**EXERCISE TASK**.
Answer with one number: how many lines hold the string "document".

** Start of RECORDED INFORMATION **

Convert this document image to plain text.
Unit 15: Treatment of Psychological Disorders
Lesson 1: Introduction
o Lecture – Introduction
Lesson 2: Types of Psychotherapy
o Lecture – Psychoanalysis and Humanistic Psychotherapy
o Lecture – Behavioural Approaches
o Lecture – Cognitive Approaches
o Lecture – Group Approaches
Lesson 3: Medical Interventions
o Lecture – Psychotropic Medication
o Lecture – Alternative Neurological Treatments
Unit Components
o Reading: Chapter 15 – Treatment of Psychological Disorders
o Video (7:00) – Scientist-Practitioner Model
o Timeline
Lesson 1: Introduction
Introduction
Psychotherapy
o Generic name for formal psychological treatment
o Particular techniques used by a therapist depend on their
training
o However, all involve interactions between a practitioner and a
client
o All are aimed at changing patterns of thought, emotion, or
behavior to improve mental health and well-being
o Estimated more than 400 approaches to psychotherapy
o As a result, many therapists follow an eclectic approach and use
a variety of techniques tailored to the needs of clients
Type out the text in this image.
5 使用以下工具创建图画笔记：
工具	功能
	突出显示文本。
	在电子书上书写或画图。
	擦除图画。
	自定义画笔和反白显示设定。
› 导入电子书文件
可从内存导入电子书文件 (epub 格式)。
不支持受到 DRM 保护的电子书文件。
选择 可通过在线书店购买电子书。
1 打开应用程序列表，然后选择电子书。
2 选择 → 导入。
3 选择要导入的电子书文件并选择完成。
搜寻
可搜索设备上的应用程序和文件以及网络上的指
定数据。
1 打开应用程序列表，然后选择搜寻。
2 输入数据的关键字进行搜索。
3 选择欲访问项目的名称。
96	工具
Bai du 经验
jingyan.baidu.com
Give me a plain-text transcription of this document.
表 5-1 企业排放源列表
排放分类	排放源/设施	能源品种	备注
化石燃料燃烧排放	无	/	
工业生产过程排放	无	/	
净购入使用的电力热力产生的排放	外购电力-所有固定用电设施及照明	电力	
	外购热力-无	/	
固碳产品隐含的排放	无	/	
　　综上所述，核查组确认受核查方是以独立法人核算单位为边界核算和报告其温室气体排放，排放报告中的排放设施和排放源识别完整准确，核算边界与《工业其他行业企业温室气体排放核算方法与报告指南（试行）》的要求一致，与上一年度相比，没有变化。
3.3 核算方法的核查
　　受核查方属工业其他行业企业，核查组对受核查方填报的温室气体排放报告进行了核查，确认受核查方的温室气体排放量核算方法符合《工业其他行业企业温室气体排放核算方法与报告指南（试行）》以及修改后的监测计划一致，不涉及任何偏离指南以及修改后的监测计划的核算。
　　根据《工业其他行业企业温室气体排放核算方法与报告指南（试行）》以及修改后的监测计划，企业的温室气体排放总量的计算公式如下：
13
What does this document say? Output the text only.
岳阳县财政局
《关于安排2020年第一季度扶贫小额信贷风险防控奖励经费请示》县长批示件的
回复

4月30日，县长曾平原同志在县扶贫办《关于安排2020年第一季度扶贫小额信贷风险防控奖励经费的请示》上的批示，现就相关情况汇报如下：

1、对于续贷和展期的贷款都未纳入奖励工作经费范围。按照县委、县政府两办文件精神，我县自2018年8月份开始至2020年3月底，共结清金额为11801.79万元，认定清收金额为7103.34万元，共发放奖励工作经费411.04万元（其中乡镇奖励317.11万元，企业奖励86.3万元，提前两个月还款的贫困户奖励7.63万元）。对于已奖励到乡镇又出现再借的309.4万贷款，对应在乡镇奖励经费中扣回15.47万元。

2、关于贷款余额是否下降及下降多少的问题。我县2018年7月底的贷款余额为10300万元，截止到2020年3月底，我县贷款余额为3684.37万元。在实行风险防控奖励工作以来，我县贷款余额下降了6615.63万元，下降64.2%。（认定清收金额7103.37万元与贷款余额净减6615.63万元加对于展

** End of RECORDED INFORMATION **

**FINAL ANSWER**.
3